* The exercise *
Leaving out all images, write out the records that follow exactly.

* Exercise data *
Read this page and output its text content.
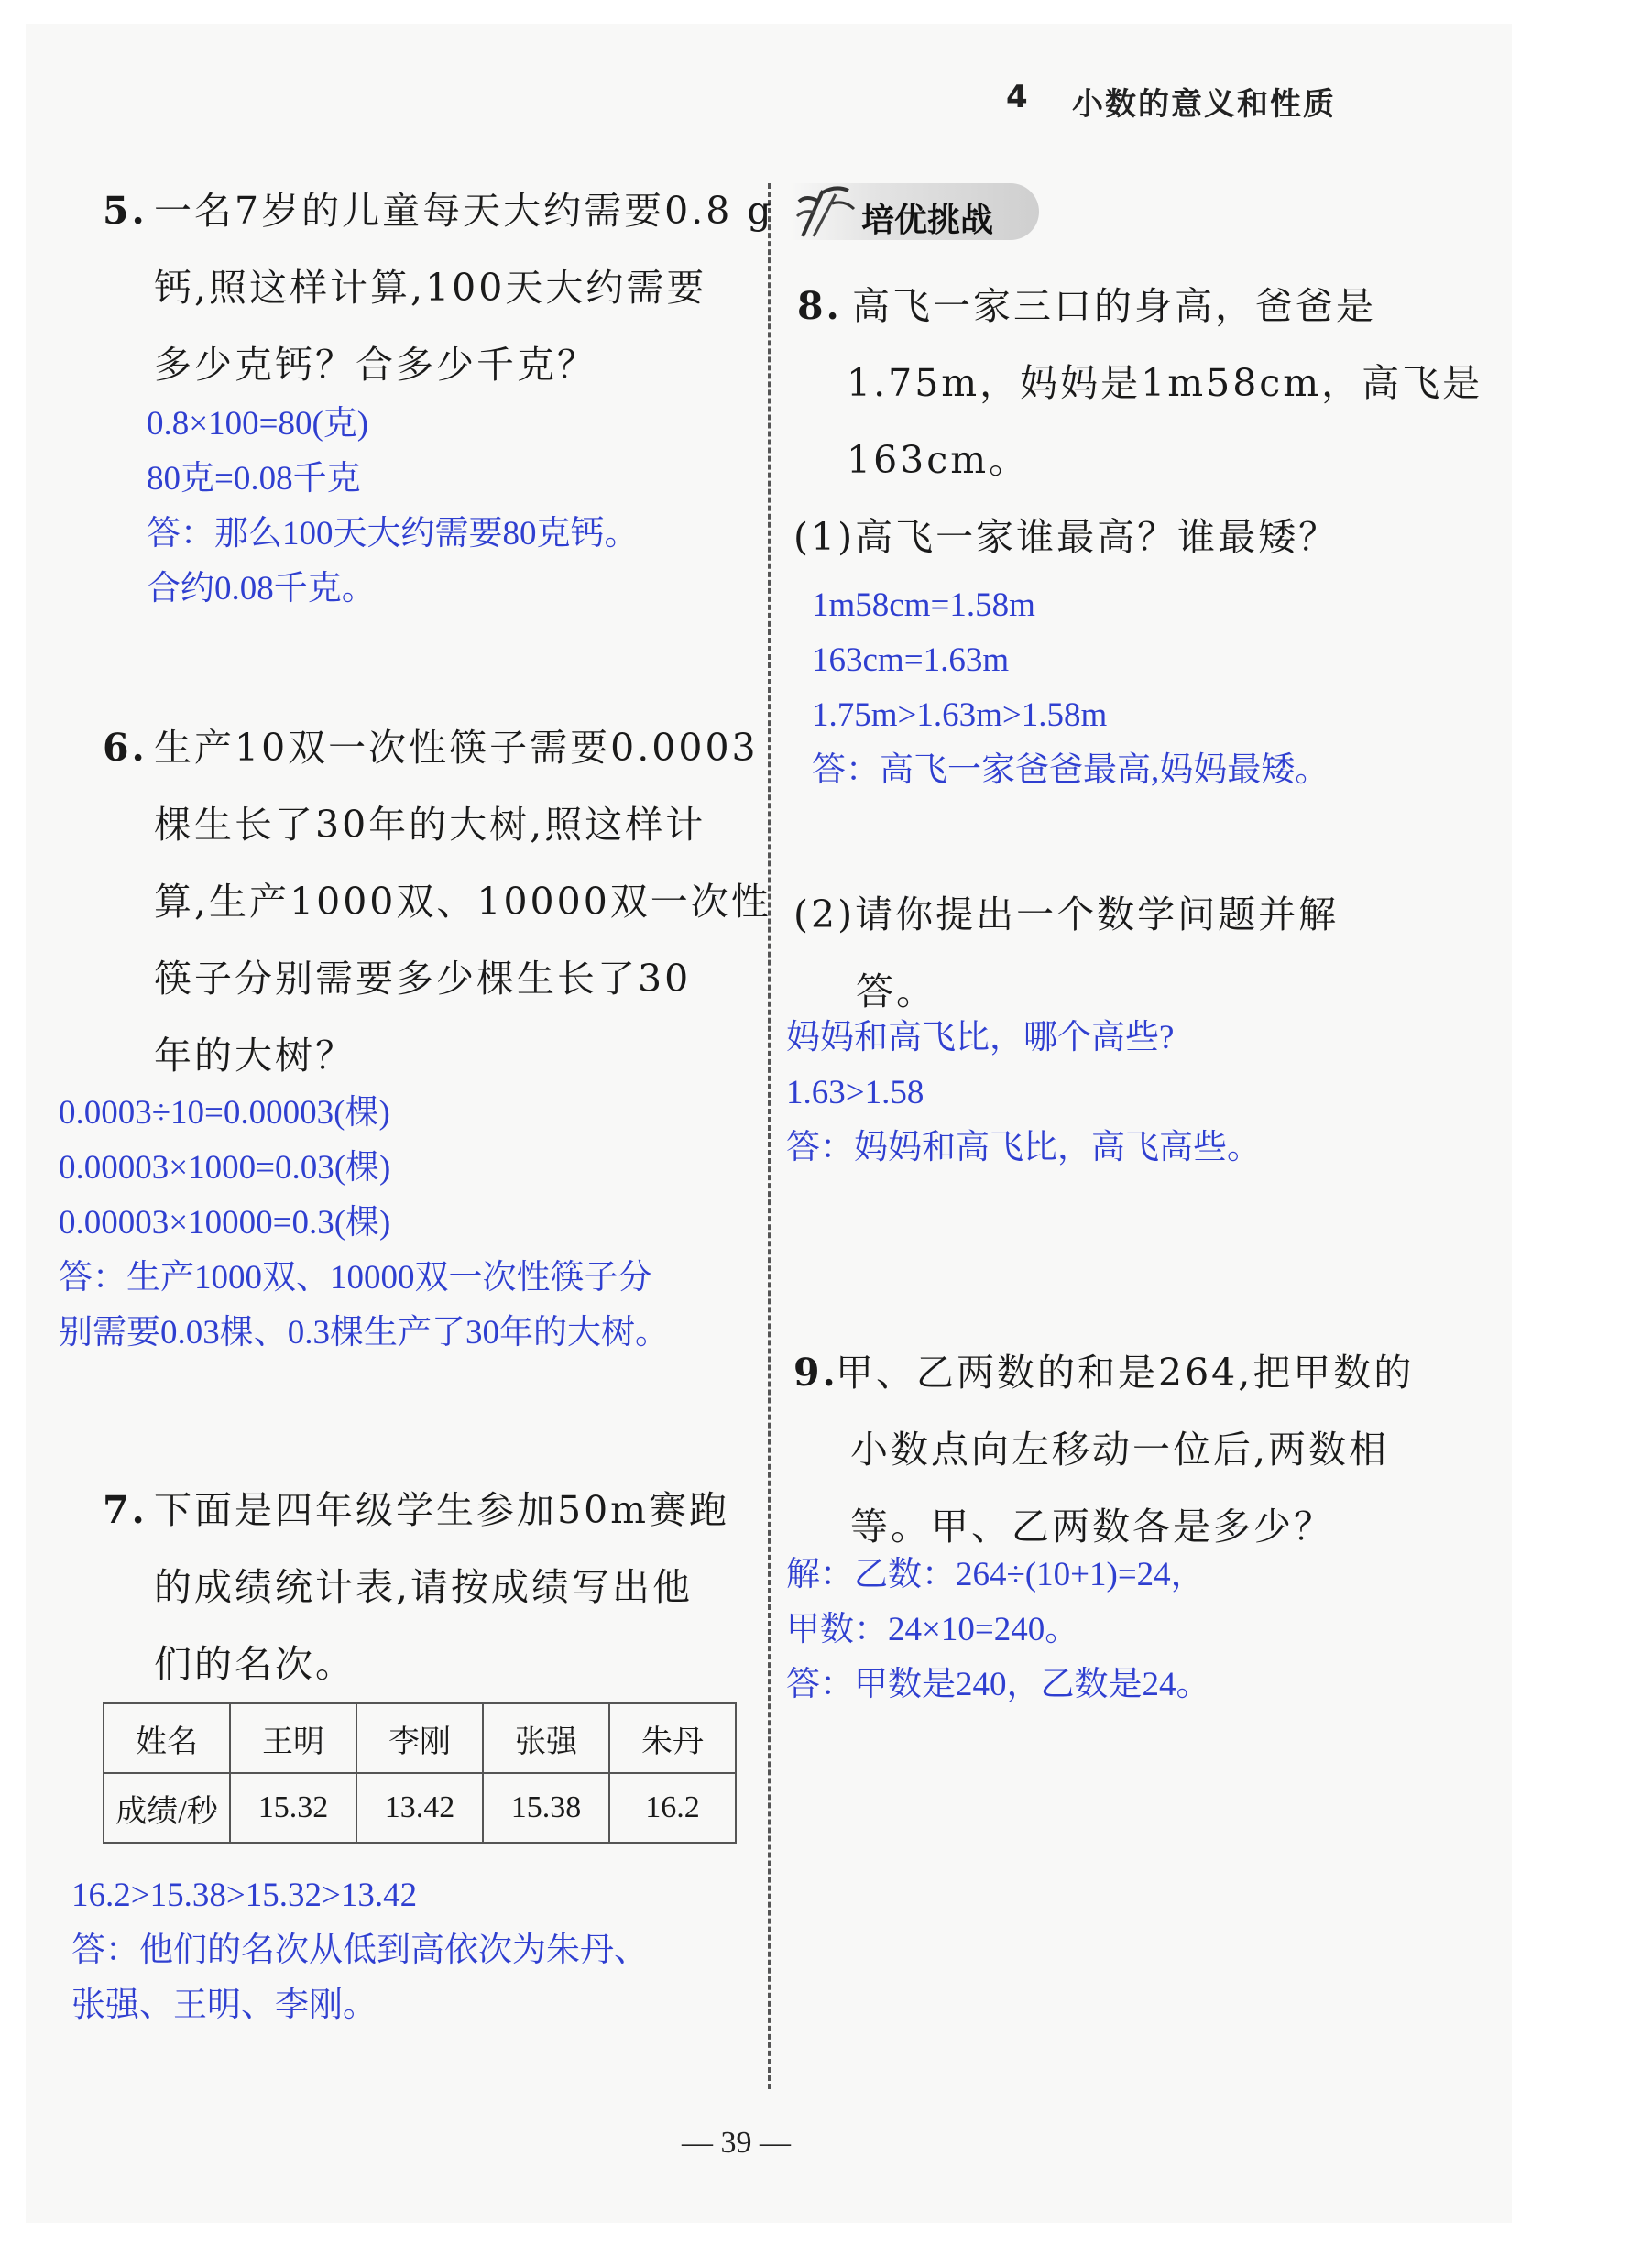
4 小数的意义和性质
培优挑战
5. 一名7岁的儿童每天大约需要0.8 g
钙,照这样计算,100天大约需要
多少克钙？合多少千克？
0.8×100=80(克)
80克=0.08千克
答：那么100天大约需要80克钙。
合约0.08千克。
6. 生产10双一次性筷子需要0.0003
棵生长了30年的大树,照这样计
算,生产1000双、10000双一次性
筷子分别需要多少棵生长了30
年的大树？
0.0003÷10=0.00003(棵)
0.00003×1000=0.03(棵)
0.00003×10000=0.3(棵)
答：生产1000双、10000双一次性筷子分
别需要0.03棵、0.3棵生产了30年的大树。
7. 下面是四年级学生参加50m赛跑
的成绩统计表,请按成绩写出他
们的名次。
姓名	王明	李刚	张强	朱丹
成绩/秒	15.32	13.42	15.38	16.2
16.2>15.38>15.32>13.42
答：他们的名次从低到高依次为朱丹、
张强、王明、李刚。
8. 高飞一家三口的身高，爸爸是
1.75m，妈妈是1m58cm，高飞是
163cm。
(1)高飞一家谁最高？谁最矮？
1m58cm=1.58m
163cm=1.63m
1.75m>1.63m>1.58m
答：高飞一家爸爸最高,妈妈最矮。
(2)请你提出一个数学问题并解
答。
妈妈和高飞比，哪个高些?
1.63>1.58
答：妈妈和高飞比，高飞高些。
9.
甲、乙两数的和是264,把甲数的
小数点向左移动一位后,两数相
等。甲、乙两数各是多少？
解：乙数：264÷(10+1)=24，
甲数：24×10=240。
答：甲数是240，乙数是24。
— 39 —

* Result of the task *
Read this page and output its text content.
4 小数的意义和性质
培优挑战
5. 一名7岁的儿童每天大约需要0.8 g
钙,照这样计算,100天大约需要
多少克钙？合多少千克？
0.8×100=80(克)
80克=0.08千克
答：那么100天大约需要80克钙。
合约0.08千克。
6. 生产10双一次性筷子需要0.0003
棵生长了30年的大树,照这样计
算,生产1000双、10000双一次性
筷子分别需要多少棵生长了30
年的大树？
0.0003÷10=0.00003(棵)
0.00003×1000=0.03(棵)
0.00003×10000=0.3(棵)
答：生产1000双、10000双一次性筷子分
别需要0.03棵、0.3棵生产了30年的大树。
7. 下面是四年级学生参加50m赛跑
的成绩统计表,请按成绩写出他
们的名次。
姓名	王明	李刚	张强	朱丹
成绩/秒	15.32	13.42	15.38	16.2
16.2>15.38>15.32>13.42
答：他们的名次从低到高依次为朱丹、
张强、王明、李刚。
8. 高飞一家三口的身高，爸爸是
1.75m，妈妈是1m58cm，高飞是
163cm。
(1)高飞一家谁最高？谁最矮？
1m58cm=1.58m
163cm=1.63m
1.75m>1.63m>1.58m
答：高飞一家爸爸最高,妈妈最矮。
(2)请你提出一个数学问题并解
答。
妈妈和高飞比，哪个高些?
1.63>1.58
答：妈妈和高飞比，高飞高些。
9.
甲、乙两数的和是264,把甲数的
小数点向左移动一位后,两数相
等。甲、乙两数各是多少？
解：乙数：264÷(10+1)=24，
甲数：24×10=240。
答：甲数是240，乙数是24。
— 39 —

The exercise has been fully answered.